Stated problem A: Copy the lines of the listing word for word, starting at its first line and ending with the line that contains "- site-logo[interactable]: CARTOCHACO: [128, 38, 438, 110]".

——

GradientBoostingRegressor

gbr = GradientBoostingRegressor(learning_rate = 0.12,
                                n_estimators = 55,
                                max_depth = 5,
                                min_samples_leaf = 1,
                                random_state = 2)

Scoring the Models

scoring = ['r2','neg_mean_squared_error','neg_mean_absolute_error']
models = [rfr,abr,gbr]

for model in models:
    for i in scoring:
        scores = cross_val_score( model, X_train, y_train, cv=5, scoring = i)
    #    print(scores)
        if i == 'r2':
            print(model, i, ': ', scores.mean())
        elif i == 'neg_mean_squared_error':    
            x = -1*scores.mean()
            y = math.sqrt(x) 
            print(model, 'RMSE: ', "%0.2f" % y)
        elif i == 'neg_mean_absolute_error':
            x = -1*scores.mean()
            print(model,i, ": %0.2f (+/- %0.2f)" % (x, scores.std() * 2))

——

Stated problem B: Set down the entire gradient boosting code excerpt character for character.

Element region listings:
——

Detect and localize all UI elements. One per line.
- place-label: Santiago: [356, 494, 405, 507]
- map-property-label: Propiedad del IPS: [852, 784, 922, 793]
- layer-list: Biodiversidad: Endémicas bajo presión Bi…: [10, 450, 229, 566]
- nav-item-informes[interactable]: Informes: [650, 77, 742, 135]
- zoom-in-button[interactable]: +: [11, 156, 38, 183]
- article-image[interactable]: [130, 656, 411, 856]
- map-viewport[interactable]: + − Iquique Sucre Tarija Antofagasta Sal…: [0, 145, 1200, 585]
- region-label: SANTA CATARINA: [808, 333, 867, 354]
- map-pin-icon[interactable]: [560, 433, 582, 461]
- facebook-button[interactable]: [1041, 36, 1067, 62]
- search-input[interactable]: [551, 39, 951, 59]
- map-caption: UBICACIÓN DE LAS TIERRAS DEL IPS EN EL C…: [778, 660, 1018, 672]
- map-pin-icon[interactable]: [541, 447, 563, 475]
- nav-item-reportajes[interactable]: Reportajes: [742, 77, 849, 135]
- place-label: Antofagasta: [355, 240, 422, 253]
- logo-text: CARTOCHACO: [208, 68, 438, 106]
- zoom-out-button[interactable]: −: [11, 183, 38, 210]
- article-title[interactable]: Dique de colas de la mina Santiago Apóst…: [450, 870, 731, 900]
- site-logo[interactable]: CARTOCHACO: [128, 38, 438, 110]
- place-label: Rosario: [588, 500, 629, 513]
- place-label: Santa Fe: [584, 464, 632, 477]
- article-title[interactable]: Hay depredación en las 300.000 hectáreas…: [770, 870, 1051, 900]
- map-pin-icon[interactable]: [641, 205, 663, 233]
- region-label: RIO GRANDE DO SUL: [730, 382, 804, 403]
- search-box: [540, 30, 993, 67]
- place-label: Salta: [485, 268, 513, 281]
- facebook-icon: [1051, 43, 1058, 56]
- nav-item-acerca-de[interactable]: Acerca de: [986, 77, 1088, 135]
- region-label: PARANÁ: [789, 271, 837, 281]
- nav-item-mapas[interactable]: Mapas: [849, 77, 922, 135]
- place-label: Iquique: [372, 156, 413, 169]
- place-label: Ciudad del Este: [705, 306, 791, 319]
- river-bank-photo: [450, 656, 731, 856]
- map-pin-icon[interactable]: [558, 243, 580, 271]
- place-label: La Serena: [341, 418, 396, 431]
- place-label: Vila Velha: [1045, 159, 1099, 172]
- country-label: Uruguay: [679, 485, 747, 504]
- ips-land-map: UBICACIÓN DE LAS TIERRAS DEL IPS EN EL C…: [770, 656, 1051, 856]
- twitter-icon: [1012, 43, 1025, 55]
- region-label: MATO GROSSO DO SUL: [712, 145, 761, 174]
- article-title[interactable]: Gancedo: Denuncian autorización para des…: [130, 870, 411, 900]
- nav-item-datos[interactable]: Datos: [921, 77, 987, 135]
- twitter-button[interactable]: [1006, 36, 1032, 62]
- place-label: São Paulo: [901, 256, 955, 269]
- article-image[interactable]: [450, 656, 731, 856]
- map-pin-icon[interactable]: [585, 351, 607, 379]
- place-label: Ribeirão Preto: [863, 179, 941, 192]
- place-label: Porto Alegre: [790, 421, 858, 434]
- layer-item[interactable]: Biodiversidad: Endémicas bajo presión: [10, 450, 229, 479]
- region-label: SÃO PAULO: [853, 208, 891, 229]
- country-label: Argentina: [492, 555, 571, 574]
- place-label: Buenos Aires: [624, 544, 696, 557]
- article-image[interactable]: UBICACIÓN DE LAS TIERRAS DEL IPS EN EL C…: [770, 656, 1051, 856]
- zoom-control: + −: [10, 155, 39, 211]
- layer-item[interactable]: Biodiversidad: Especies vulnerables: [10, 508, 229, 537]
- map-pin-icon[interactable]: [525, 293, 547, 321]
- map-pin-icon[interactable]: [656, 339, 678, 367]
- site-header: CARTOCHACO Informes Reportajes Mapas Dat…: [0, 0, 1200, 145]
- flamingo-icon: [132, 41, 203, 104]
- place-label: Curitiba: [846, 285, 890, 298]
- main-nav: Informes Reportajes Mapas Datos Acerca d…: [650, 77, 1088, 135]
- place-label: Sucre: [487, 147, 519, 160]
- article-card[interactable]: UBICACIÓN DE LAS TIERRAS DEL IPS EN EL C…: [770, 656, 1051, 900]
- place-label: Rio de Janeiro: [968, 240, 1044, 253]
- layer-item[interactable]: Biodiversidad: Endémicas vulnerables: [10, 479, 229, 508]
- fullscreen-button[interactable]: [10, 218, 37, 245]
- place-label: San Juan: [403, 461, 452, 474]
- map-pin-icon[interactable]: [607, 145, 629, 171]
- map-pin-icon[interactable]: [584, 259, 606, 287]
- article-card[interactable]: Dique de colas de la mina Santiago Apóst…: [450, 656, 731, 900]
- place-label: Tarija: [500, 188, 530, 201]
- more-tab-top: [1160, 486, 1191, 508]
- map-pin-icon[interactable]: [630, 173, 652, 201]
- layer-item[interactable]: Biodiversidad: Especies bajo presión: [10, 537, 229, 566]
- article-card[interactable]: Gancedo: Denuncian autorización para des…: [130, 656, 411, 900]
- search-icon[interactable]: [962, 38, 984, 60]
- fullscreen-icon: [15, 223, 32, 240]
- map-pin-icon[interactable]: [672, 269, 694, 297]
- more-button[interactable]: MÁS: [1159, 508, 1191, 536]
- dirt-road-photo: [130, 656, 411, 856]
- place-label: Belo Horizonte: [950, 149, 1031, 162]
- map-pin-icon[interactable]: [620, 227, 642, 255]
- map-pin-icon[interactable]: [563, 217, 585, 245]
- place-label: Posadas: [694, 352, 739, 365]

——

Result A:
Detect and localize all UI elements. One per line.
- place-label: Santiago: [356, 494, 405, 507]
- map-property-label: Propiedad del IPS: [852, 784, 922, 793]
- layer-list: Biodiversidad: Endémicas bajo presión Bi…: [10, 450, 229, 566]
- nav-item-informes[interactable]: Informes: [650, 77, 742, 135]
- zoom-in-button[interactable]: +: [11, 156, 38, 183]
- article-image[interactable]: [130, 656, 411, 856]
- map-viewport[interactable]: + − Iquique Sucre Tarija Antofagasta Sal…: [0, 145, 1200, 585]
- region-label: SANTA CATARINA: [808, 333, 867, 354]
- map-pin-icon[interactable]: [560, 433, 582, 461]
- facebook-button[interactable]: [1041, 36, 1067, 62]
- search-input[interactable]: [551, 39, 951, 59]
- map-caption: UBICACIÓN DE LAS TIERRAS DEL IPS EN EL C…: [778, 660, 1018, 672]
- map-pin-icon[interactable]: [541, 447, 563, 475]
- nav-item-reportajes[interactable]: Reportajes: [742, 77, 849, 135]
- place-label: Antofagasta: [355, 240, 422, 253]
- logo-text: CARTOCHACO: [208, 68, 438, 106]
- zoom-out-button[interactable]: −: [11, 183, 38, 210]
- article-title[interactable]: Dique de colas de la mina Santiago Apóst…: [450, 870, 731, 900]
- site-logo[interactable]: CARTOCHACO: [128, 38, 438, 110]

Result B:
GradientBoostingRegressor

gbr = GradientBoostingRegressor(learning_rate = 0.12,
                                n_estimators = 55,
                                max_depth = 5,
                                min_samples_leaf = 1,
                                random_state = 2)

Scoring the Models

scoring = ['r2','neg_mean_squared_error','neg_mean_absolute_error']
models = [rfr,abr,gbr]

for model in models:
    for i in scoring:
        scores = cross_val_score( model, X_train, y_train, cv=5, scoring = i)
    #    print(scores)
        if i == 'r2':
            print(model, i, ': ', scores.mean())
        elif i == 'neg_mean_squared_error':    
            x = -1*scores.mean()
            y = math.sqrt(x) 
            print(model, 'RMSE: ', "%0.2f" % y)
        elif i == 'neg_mean_absolute_error':
            x = -1*scores.mean()
            print(model,i, ": %0.2f (+/- %0.2f)" % (x, scores.std() * 2))